## [Recorded information]

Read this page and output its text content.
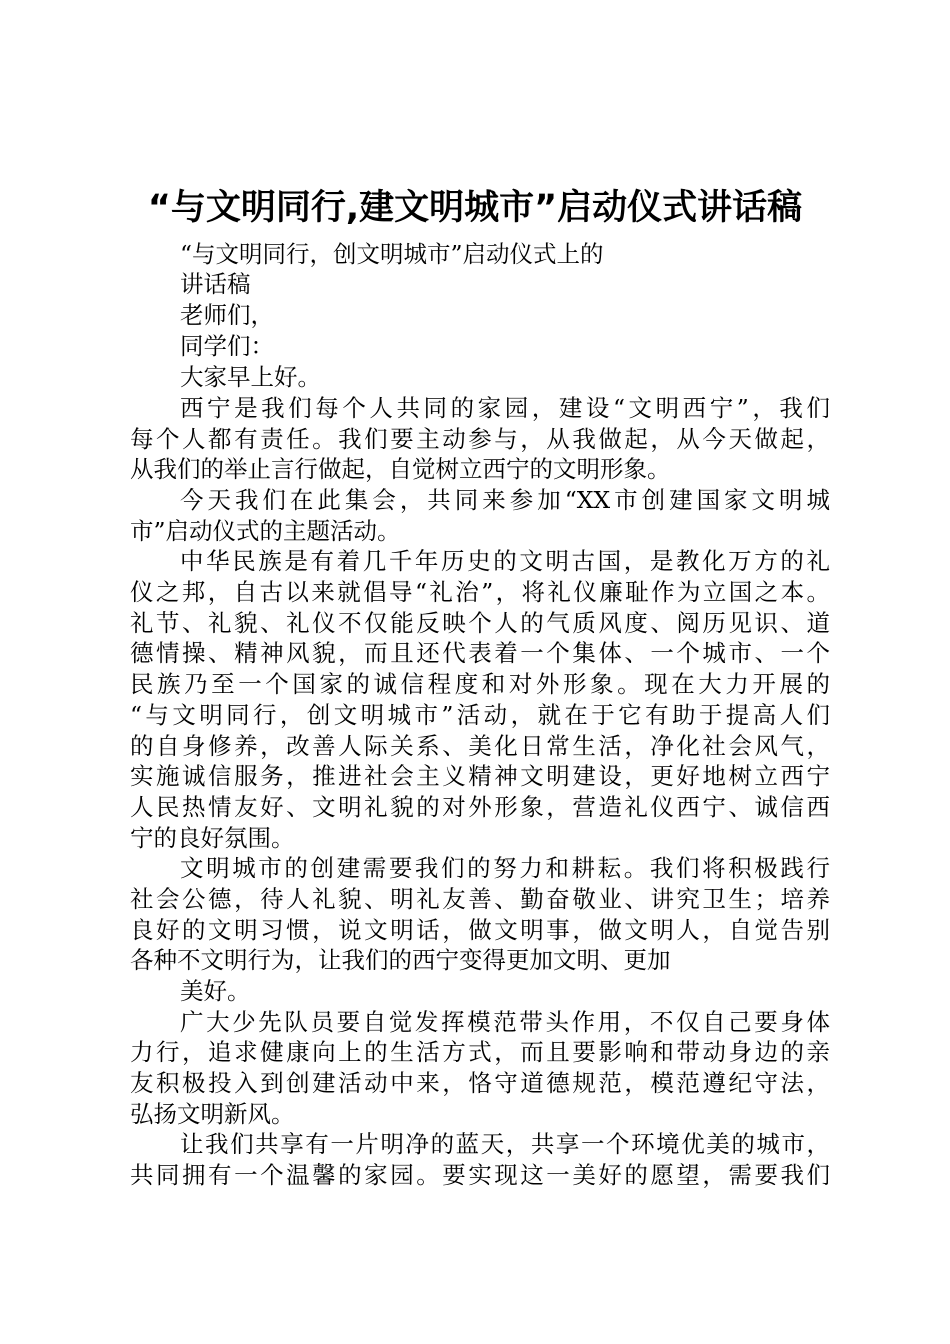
“与文明同行,建文明城市”启动仪式讲话稿
“与文明同行，创文明城市”启动仪式上的
讲话稿
老师们，
同学们：
大家早上好。
西宁是我们每个人共同的家园，建设“文明西宁”，我们
每个人都有责任。我们要主动参与，从我做起，从今天做起，
从我们的举止言行做起，自觉树立西宁的文明形象。
今天我们在此集会，共同来参加“XX市创建国家文明城
市”启动仪式的主题活动。
中华民族是有着几千年历史的文明古国，是教化万方的礼
仪之邦，自古以来就倡导“礼治”，将礼仪廉耻作为立国之本。
礼节、礼貌、礼仪不仅能反映个人的气质风度、阅历见识、道
德情操、精神风貌，而且还代表着一个集体、一个城市、一个
民族乃至一个国家的诚信程度和对外形象。现在大力开展的
“与文明同行，创文明城市”活动，就在于它有助于提高人们
的自身修养，改善人际关系、美化日常生活，净化社会风气，
实施诚信服务，推进社会主义精神文明建设，更好地树立西宁
人民热情友好、文明礼貌的对外形象，营造礼仪西宁、诚信西
宁的良好氛围。
文明城市的创建需要我们的努力和耕耘。我们将积极践行
社会公德，待人礼貌、明礼友善、勤奋敬业、讲究卫生；培养
良好的文明习惯，说文明话，做文明事，做文明人，自觉告别
各种不文明行为，让我们的西宁变得更加文明、更加
美好。
广大少先队员要自觉发挥模范带头作用，不仅自己要身体
力行，追求健康向上的生活方式，而且要影响和带动身边的亲
友积极投入到创建活动中来，恪守道德规范，模范遵纪守法，
弘扬文明新风。
让我们共享有一片明净的蓝天，共享一个环境优美的城市，
共同拥有一个温馨的家园。要实现这一美好的愿望，需要我们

## [Objective]
Every line above that contains the word "创文明城市" should be reported.

## [Completed exercise]
“与文明同行，创文明城市”启动仪式上的
“与文明同行，创文明城市”活动，就在于它有助于提高人们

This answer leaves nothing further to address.